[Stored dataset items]

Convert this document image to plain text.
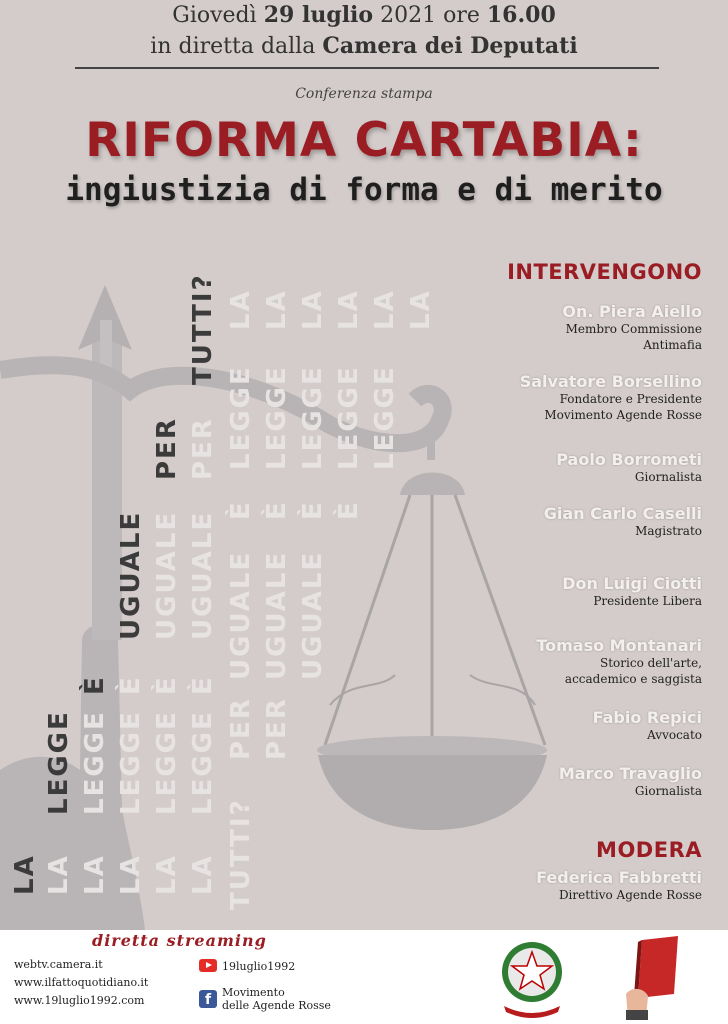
LA
LEGGE
È
UGUALE
PER
TUTTI?
LA LA LA LA LA
LEGGE LEGGE LEGGE LEGGE
È È È
UGUALE UGUALE
PER
LA LA LA LA LA LA
LEGGE LEGGE LEGGE LEGGE LEGGE
È È È È
UGUALE UGUALE UGUALE
PER PER
TUTTI?
Giovedì 29 luglio 2021 ore 16.00
in diretta dalla Camera dei Deputati
Conferenza stampa
RIFORMA CARTABIA:
ingiustizia di forma e di merito
INTERVENGONO
On. Piera Aiello
Membro Commissione
Antimafia
Salvatore Borsellino
Fondatore e Presidente
Movimento Agende Rosse
Paolo Borrometi
Giornalista
Gian Carlo Caselli
Magistrato
Don Luigi Ciotti
Presidente Libera
Tomaso Montanari
Storico dell'arte,
accademico e saggista
Fabio Repici
Avvocato
Marco Travaglio
Giornalista
MODERA
Federica Fabbretti
Direttivo Agende Rosse
diretta streaming
webtv.camera.it
www.ilfattoquotidiano.it
www.19luglio1992.com
19luglio1992
f Movimento
delle Agende Rosse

*WHAT NEEDS TO BE DONE:* Print all of the entries word for word. Skip any images they contain.

*THE RESULT:*
Convert this document image to plain text.
LA
LEGGE
È
UGUALE
PER
TUTTI?
LA LA LA LA LA
LEGGE LEGGE LEGGE LEGGE
È È È
UGUALE UGUALE
PER
LA LA LA LA LA LA
LEGGE LEGGE LEGGE LEGGE LEGGE
È È È È
UGUALE UGUALE UGUALE
PER PER
TUTTI?
Giovedì 29 luglio 2021 ore 16.00
in diretta dalla Camera dei Deputati
Conferenza stampa
RIFORMA CARTABIA:
ingiustizia di forma e di merito
INTERVENGONO
On. Piera Aiello
Membro Commissione
Antimafia
Salvatore Borsellino
Fondatore e Presidente
Movimento Agende Rosse
Paolo Borrometi
Giornalista
Gian Carlo Caselli
Magistrato
Don Luigi Ciotti
Presidente Libera
Tomaso Montanari
Storico dell'arte,
accademico e saggista
Fabio Repici
Avvocato
Marco Travaglio
Giornalista
MODERA
Federica Fabbretti
Direttivo Agende Rosse
diretta streaming
webtv.camera.it
www.ilfattoquotidiano.it
www.19luglio1992.com
19luglio1992
f Movimento
delle Agende Rosse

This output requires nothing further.